Task details - Select all lines with the string "JSON" in them, and copy those lines.

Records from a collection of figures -

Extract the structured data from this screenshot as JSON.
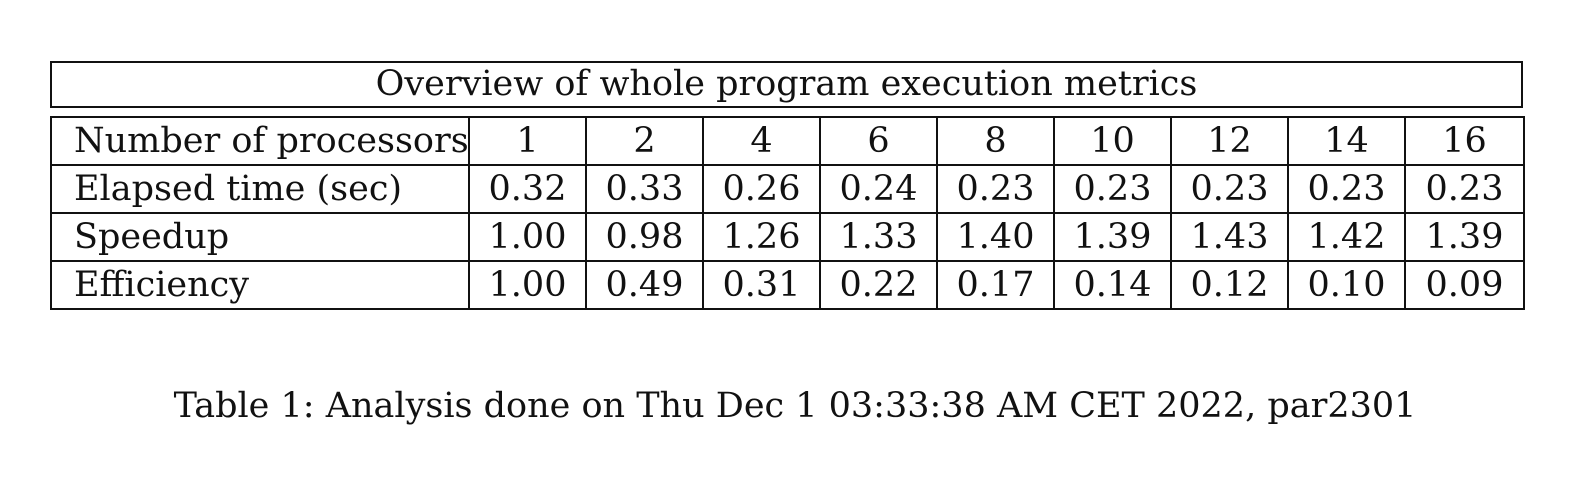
{
  "table": {
    "title": "Overview of whole program execution metrics",
    "rows": [
      {
        "label": "Number of processors",
        "values": [
          "1",
          "2",
          "4",
          "6",
          "8",
          "10",
          "12",
          "14",
          "16"
        ]
      },
      {
        "label": "Elapsed time (sec)",
        "values": [
          "0.32",
          "0.33",
          "0.26",
          "0.24",
          "0.23",
          "0.23",
          "0.23",
          "0.23",
          "0.23"
        ]
      },
      {
        "label": "Speedup",
        "values": [
          "1.00",
          "0.98",
          "1.26",
          "1.33",
          "1.40",
          "1.39",
          "1.43",
          "1.42",
          "1.39"
        ]
      },
      {
        "label": "Efficiency",
        "values": [
          "1.00",
          "0.49",
          "0.31",
          "0.22",
          "0.17",
          "0.14",
          "0.12",
          "0.10",
          "0.09"
        ]
      }
    ]
  },
  "caption": "Table 1: Analysis done on Thu Dec 1 03:33:38 AM CET 2022, par2301"
}
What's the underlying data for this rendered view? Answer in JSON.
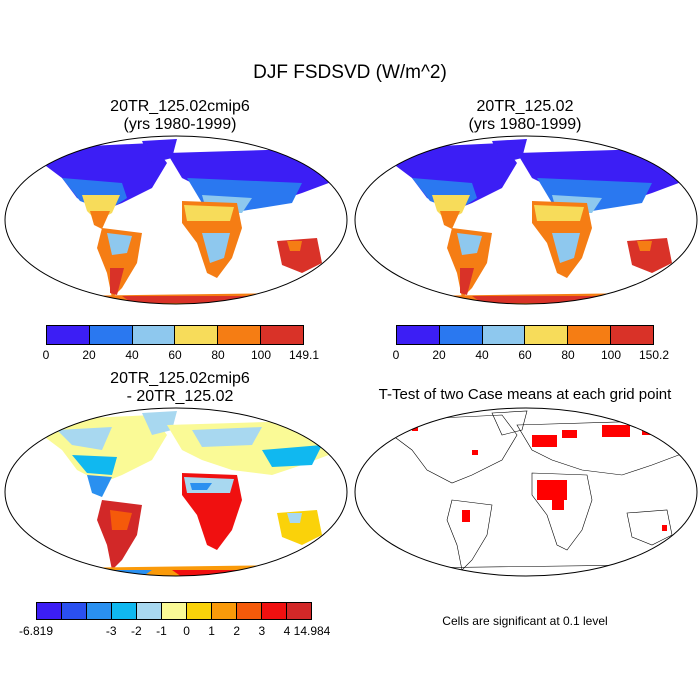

Problem solution -
Extract the structured data from this screenshot as JSON.
What's the underlying data for this rendered view? Answer in JSON.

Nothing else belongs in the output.